> _Problem to work on_
Transcribe the material in full, exactly as written.

> _Records to process_
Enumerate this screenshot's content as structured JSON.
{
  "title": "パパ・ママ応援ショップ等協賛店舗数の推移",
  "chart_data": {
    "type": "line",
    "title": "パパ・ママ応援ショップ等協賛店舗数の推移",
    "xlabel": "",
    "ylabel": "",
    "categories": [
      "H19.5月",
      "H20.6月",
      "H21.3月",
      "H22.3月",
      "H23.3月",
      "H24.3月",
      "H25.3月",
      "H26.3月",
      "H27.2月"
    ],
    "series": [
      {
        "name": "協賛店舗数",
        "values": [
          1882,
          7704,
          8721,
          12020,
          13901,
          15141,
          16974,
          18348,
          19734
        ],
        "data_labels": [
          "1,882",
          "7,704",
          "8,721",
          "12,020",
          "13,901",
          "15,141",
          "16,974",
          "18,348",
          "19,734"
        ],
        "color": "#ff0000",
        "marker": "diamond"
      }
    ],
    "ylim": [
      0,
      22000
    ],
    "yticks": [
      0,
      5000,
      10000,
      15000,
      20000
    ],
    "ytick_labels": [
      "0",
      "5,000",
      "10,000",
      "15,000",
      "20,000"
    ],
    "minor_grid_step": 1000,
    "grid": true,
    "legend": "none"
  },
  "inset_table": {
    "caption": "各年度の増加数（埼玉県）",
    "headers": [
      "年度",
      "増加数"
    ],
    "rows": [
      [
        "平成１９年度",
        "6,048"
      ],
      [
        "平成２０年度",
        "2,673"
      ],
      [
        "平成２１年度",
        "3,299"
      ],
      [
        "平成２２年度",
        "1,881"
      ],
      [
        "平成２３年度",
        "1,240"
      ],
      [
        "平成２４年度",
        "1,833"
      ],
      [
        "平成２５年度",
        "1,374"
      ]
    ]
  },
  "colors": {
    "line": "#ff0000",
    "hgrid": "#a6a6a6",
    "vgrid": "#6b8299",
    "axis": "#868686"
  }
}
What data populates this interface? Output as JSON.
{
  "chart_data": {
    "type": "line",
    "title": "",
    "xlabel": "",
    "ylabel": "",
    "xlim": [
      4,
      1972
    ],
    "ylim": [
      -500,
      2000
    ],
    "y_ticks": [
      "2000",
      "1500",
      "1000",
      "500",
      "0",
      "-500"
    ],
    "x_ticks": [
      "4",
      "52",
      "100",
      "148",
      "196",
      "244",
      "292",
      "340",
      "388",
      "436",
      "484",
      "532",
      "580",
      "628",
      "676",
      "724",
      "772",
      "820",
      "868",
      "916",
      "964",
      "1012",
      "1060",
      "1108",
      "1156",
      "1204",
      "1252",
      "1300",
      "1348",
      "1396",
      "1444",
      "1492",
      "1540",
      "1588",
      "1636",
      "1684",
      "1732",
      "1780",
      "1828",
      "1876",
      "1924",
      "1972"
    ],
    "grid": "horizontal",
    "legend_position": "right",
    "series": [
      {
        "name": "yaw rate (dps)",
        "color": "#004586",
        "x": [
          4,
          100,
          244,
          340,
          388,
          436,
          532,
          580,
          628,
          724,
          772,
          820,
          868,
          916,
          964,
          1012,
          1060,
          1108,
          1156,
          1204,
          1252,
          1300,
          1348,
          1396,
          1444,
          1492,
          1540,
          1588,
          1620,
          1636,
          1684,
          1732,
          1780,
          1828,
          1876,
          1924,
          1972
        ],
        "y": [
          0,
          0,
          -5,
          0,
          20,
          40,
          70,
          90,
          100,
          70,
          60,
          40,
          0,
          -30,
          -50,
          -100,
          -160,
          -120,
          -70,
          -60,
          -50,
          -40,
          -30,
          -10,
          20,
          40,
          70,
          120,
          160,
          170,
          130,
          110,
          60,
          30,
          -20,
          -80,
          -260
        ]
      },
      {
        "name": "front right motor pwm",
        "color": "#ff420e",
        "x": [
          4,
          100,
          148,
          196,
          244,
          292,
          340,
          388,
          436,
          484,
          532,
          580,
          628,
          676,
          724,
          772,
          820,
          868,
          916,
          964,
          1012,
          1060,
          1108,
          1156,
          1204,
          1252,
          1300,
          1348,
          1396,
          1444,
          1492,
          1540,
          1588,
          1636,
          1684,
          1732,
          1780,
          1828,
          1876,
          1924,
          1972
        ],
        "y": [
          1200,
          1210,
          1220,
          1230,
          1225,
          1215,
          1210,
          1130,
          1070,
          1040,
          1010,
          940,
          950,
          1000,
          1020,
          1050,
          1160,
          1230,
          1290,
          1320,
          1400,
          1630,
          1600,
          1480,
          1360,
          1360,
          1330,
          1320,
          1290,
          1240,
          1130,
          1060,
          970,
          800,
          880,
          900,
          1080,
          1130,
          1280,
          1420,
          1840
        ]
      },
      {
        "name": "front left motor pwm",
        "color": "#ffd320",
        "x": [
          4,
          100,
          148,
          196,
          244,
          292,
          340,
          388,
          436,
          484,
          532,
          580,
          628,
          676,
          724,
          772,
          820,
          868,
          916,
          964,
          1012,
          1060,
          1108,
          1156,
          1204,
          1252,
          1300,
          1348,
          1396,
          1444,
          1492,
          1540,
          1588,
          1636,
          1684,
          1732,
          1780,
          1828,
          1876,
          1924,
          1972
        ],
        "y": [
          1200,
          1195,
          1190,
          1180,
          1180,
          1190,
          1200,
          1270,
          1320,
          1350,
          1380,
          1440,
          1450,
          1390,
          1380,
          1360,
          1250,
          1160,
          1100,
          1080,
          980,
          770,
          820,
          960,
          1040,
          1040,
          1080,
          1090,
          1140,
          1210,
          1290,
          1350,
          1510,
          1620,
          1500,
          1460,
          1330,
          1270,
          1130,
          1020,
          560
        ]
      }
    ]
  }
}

> _Task output_
Enumerate this screenshot's content as structured JSON.
{
  "title": "パパ・ママ応援ショップ等協賛店舗数の推移",
  "chart_data": {
    "type": "line",
    "title": "パパ・ママ応援ショップ等協賛店舗数の推移",
    "xlabel": "",
    "ylabel": "",
    "categories": [
      "H19.5月",
      "H20.6月",
      "H21.3月",
      "H22.3月",
      "H23.3月",
      "H24.3月",
      "H25.3月",
      "H26.3月",
      "H27.2月"
    ],
    "series": [
      {
        "name": "協賛店舗数",
        "values": [
          1882,
          7704,
          8721,
          12020,
          13901,
          15141,
          16974,
          18348,
          19734
        ],
        "data_labels": [
          "1,882",
          "7,704",
          "8,721",
          "12,020",
          "13,901",
          "15,141",
          "16,974",
          "18,348",
          "19,734"
        ],
        "color": "#ff0000",
        "marker": "diamond"
      }
    ],
    "ylim": [
      0,
      22000
    ],
    "yticks": [
      0,
      5000,
      10000,
      15000,
      20000
    ],
    "ytick_labels": [
      "0",
      "5,000",
      "10,000",
      "15,000",
      "20,000"
    ],
    "minor_grid_step": 1000,
    "grid": true,
    "legend": "none"
  },
  "inset_table": {
    "caption": "各年度の増加数（埼玉県）",
    "headers": [
      "年度",
      "増加数"
    ],
    "rows": [
      [
        "平成１９年度",
        "6,048"
      ],
      [
        "平成２０年度",
        "2,673"
      ],
      [
        "平成２１年度",
        "3,299"
      ],
      [
        "平成２２年度",
        "1,881"
      ],
      [
        "平成２３年度",
        "1,240"
      ],
      [
        "平成２４年度",
        "1,833"
      ],
      [
        "平成２５年度",
        "1,374"
      ]
    ]
  },
  "colors": {
    "line": "#ff0000",
    "hgrid": "#a6a6a6",
    "vgrid": "#6b8299",
    "axis": "#868686"
  }
}
What data populates this interface? Output as JSON.
{
  "chart_data": {
    "type": "line",
    "title": "",
    "xlabel": "",
    "ylabel": "",
    "xlim": [
      4,
      1972
    ],
    "ylim": [
      -500,
      2000
    ],
    "y_ticks": [
      "2000",
      "1500",
      "1000",
      "500",
      "0",
      "-500"
    ],
    "x_ticks": [
      "4",
      "52",
      "100",
      "148",
      "196",
      "244",
      "292",
      "340",
      "388",
      "436",
      "484",
      "532",
      "580",
      "628",
      "676",
      "724",
      "772",
      "820",
      "868",
      "916",
      "964",
      "1012",
      "1060",
      "1108",
      "1156",
      "1204",
      "1252",
      "1300",
      "1348",
      "1396",
      "1444",
      "1492",
      "1540",
      "1588",
      "1636",
      "1684",
      "1732",
      "1780",
      "1828",
      "1876",
      "1924",
      "1972"
    ],
    "grid": "horizontal",
    "legend_position": "right",
    "series": [
      {
        "name": "yaw rate (dps)",
        "color": "#004586",
        "x": [
          4,
          100,
          244,
          340,
          388,
          436,
          532,
          580,
          628,
          724,
          772,
          820,
          868,
          916,
          964,
          1012,
          1060,
          1108,
          1156,
          1204,
          1252,
          1300,
          1348,
          1396,
          1444,
          1492,
          1540,
          1588,
          1620,
          1636,
          1684,
          1732,
          1780,
          1828,
          1876,
          1924,
          1972
        ],
        "y": [
          0,
          0,
          -5,
          0,
          20,
          40,
          70,
          90,
          100,
          70,
          60,
          40,
          0,
          -30,
          -50,
          -100,
          -160,
          -120,
          -70,
          -60,
          -50,
          -40,
          -30,
          -10,
          20,
          40,
          70,
          120,
          160,
          170,
          130,
          110,
          60,
          30,
          -20,
          -80,
          -260
        ]
      },
      {
        "name": "front right motor pwm",
        "color": "#ff420e",
        "x": [
          4,
          100,
          148,
          196,
          244,
          292,
          340,
          388,
          436,
          484,
          532,
          580,
          628,
          676,
          724,
          772,
          820,
          868,
          916,
          964,
          1012,
          1060,
          1108,
          1156,
          1204,
          1252,
          1300,
          1348,
          1396,
          1444,
          1492,
          1540,
          1588,
          1636,
          1684,
          1732,
          1780,
          1828,
          1876,
          1924,
          1972
        ],
        "y": [
          1200,
          1210,
          1220,
          1230,
          1225,
          1215,
          1210,
          1130,
          1070,
          1040,
          1010,
          940,
          950,
          1000,
          1020,
          1050,
          1160,
          1230,
          1290,
          1320,
          1400,
          1630,
          1600,
          1480,
          1360,
          1360,
          1330,
          1320,
          1290,
          1240,
          1130,
          1060,
          970,
          800,
          880,
          900,
          1080,
          1130,
          1280,
          1420,
          1840
        ]
      },
      {
        "name": "front left motor pwm",
        "color": "#ffd320",
        "x": [
          4,
          100,
          148,
          196,
          244,
          292,
          340,
          388,
          436,
          484,
          532,
          580,
          628,
          676,
          724,
          772,
          820,
          868,
          916,
          964,
          1012,
          1060,
          1108,
          1156,
          1204,
          1252,
          1300,
          1348,
          1396,
          1444,
          1492,
          1540,
          1588,
          1636,
          1684,
          1732,
          1780,
          1828,
          1876,
          1924,
          1972
        ],
        "y": [
          1200,
          1195,
          1190,
          1180,
          1180,
          1190,
          1200,
          1270,
          1320,
          1350,
          1380,
          1440,
          1450,
          1390,
          1380,
          1360,
          1250,
          1160,
          1100,
          1080,
          980,
          770,
          820,
          960,
          1040,
          1040,
          1080,
          1090,
          1140,
          1210,
          1290,
          1350,
          1510,
          1620,
          1500,
          1460,
          1330,
          1270,
          1130,
          1020,
          560
        ]
      }
    ]
  }
}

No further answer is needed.